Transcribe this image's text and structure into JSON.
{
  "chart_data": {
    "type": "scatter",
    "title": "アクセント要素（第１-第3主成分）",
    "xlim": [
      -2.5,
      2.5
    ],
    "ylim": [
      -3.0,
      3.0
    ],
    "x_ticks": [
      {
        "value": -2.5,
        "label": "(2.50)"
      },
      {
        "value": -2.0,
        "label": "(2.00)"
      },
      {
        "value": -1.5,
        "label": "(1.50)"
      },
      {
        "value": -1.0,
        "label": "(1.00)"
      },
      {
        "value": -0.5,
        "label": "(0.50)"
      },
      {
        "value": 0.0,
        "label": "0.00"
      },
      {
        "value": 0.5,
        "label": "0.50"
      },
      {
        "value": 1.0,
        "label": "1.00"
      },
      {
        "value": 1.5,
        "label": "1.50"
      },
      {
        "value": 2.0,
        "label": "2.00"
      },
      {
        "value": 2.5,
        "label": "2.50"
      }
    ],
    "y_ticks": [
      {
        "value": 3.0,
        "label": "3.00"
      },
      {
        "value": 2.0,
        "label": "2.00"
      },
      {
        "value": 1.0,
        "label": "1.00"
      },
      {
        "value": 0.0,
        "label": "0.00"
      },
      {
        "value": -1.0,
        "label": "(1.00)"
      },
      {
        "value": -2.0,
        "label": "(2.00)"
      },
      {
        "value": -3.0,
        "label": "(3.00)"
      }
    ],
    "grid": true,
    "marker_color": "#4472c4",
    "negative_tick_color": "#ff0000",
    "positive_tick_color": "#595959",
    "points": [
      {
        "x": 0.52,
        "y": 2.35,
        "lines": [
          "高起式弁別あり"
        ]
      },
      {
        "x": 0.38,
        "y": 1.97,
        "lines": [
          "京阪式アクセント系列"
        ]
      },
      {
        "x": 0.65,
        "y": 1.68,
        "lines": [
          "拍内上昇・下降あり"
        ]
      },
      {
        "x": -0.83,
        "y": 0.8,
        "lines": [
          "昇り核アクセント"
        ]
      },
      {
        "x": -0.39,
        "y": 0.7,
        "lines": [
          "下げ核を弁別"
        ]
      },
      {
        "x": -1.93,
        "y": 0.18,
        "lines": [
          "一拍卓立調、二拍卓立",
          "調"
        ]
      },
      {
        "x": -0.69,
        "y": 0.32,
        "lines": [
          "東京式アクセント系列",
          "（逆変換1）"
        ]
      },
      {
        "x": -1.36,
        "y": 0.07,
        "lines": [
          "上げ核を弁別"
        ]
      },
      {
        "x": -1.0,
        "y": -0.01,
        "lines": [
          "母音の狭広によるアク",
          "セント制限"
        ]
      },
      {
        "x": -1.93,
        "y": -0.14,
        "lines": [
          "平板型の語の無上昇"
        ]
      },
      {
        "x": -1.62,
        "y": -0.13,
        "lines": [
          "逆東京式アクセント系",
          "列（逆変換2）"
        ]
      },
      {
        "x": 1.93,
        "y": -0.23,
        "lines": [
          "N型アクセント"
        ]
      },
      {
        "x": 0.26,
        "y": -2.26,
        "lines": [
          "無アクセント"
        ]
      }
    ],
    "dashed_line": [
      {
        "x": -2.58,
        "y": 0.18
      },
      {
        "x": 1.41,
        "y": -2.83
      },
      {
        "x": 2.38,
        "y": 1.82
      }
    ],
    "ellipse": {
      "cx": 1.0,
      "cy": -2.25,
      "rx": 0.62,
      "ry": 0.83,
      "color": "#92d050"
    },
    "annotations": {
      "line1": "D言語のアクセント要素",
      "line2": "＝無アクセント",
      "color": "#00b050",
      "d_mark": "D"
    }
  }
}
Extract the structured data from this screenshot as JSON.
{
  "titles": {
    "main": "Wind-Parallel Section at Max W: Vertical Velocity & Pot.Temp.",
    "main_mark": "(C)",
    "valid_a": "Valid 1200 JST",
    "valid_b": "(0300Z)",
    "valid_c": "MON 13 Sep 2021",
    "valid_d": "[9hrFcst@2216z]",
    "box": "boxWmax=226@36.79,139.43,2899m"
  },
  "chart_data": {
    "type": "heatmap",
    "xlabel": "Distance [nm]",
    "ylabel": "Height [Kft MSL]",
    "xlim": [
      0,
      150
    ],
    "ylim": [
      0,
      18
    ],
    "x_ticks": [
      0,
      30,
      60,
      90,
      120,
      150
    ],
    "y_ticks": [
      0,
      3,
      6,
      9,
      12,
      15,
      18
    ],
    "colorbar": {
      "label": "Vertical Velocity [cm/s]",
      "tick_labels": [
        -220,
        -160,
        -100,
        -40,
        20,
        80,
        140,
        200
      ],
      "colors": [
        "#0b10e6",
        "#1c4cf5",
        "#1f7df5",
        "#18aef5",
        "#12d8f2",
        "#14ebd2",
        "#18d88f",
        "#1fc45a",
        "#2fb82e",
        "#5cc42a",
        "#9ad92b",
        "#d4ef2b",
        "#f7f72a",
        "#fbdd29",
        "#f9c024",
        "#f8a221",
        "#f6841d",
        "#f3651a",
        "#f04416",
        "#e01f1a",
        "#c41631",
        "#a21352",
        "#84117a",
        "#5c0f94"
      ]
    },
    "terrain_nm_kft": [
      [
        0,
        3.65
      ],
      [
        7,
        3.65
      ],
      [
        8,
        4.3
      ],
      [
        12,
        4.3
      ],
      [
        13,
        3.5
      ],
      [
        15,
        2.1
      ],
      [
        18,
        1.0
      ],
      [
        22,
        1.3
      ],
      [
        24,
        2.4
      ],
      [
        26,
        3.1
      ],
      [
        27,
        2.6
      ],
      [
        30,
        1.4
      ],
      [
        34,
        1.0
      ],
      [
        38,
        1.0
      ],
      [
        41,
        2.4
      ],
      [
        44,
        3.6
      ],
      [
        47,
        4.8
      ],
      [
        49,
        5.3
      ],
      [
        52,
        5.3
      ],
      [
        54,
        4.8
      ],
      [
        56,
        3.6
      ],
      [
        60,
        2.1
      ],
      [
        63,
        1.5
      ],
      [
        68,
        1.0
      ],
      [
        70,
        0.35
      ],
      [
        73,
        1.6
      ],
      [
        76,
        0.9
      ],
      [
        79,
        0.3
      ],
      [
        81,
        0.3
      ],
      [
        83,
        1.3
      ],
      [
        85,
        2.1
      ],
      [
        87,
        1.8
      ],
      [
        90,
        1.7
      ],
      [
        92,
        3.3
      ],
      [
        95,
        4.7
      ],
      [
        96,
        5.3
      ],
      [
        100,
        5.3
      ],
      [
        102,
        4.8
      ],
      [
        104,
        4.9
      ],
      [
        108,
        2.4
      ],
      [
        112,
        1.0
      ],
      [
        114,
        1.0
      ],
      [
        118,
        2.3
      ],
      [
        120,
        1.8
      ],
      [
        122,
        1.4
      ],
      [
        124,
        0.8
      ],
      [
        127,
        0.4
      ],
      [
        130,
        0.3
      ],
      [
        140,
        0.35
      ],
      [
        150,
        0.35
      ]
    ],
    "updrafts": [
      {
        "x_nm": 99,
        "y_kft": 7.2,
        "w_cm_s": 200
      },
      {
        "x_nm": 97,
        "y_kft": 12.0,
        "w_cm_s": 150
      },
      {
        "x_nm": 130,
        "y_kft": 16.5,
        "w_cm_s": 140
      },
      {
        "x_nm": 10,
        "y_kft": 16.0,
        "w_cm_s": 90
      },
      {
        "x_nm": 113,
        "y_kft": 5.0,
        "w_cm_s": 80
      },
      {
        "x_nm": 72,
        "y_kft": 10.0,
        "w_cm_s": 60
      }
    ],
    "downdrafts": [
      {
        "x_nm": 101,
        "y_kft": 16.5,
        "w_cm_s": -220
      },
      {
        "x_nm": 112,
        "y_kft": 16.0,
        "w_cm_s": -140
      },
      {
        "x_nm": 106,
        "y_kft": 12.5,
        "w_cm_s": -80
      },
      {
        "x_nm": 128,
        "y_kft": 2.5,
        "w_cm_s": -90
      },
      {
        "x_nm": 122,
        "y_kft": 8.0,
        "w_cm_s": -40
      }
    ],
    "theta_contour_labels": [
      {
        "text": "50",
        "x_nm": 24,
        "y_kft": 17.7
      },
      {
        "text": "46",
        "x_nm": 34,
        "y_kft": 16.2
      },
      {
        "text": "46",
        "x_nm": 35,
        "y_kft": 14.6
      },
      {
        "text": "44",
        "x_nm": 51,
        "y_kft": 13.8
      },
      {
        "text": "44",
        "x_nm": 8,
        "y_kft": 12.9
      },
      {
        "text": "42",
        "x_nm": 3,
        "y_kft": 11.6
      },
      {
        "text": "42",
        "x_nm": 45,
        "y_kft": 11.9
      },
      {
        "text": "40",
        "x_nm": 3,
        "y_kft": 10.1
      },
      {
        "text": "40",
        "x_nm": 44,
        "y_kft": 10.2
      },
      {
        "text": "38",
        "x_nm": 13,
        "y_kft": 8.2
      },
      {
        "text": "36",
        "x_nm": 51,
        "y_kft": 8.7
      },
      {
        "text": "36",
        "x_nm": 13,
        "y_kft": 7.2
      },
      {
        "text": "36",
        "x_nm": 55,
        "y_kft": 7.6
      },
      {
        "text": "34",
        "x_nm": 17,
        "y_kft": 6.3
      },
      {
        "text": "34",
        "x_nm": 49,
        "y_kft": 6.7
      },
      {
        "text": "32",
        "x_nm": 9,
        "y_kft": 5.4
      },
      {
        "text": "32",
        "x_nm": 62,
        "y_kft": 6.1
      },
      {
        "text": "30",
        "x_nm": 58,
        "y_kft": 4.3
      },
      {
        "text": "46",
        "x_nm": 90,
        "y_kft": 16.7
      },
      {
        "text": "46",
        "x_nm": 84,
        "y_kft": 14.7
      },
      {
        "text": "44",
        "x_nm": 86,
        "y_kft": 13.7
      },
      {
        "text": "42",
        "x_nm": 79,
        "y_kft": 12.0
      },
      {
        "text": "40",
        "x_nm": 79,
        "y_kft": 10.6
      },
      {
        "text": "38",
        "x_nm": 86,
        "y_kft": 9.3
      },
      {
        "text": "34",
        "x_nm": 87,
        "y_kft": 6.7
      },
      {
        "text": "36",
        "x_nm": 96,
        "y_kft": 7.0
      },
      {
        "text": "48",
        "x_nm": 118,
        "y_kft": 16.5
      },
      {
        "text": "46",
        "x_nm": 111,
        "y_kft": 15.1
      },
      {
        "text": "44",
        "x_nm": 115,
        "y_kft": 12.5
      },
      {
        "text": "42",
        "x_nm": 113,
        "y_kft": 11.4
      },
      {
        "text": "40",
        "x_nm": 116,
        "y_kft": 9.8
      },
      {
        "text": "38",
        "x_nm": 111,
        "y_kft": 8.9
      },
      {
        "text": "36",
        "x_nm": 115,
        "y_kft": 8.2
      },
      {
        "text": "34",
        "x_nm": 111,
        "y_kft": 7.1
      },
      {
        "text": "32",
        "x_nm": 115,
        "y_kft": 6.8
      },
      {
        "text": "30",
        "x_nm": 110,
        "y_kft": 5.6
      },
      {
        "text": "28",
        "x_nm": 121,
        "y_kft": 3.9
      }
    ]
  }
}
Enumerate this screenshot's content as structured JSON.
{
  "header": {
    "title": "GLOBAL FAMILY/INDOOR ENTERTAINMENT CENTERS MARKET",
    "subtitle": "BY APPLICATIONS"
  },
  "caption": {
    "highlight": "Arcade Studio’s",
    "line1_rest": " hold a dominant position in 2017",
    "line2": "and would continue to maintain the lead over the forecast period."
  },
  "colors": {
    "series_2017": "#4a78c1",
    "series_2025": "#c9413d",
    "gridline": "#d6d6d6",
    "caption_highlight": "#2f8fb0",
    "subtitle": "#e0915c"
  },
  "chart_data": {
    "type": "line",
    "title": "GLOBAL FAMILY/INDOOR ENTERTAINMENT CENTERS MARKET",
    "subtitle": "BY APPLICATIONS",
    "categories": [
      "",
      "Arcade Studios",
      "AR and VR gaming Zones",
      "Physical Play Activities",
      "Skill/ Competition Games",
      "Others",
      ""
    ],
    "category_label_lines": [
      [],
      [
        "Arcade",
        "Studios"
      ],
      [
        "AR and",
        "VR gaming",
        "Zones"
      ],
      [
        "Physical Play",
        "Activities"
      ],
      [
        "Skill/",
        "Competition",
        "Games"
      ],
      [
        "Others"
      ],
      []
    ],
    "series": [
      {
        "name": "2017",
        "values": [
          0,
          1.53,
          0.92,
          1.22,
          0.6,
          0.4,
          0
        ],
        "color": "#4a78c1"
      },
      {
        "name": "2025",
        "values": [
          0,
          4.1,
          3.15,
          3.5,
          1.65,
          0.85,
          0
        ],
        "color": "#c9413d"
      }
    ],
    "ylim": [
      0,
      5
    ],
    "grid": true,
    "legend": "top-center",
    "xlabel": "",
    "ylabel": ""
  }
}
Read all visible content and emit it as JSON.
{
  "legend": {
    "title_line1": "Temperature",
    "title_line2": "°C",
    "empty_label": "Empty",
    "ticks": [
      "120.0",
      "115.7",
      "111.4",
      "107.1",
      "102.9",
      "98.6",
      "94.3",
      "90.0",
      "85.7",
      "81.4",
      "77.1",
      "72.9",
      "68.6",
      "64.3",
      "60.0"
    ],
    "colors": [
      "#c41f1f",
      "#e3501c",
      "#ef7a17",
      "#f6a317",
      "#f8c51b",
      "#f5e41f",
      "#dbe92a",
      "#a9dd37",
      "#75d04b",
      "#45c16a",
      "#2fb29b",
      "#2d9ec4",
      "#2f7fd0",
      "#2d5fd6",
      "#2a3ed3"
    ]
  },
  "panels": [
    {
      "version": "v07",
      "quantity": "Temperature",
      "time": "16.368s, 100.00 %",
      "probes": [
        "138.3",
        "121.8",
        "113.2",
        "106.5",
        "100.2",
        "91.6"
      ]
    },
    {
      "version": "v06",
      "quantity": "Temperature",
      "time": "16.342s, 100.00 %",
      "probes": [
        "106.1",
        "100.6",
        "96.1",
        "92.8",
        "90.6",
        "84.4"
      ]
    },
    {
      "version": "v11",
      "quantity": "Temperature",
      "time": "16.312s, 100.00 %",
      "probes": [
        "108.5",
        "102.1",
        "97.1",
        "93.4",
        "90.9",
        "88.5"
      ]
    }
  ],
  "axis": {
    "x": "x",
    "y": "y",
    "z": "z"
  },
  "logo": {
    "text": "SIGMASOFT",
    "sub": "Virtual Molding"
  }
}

◇ ◇ ◇

Tally the lines of the data that hold the string "subtitle". Answer with the number and nothing more.

- **FINAL RESULT**: 3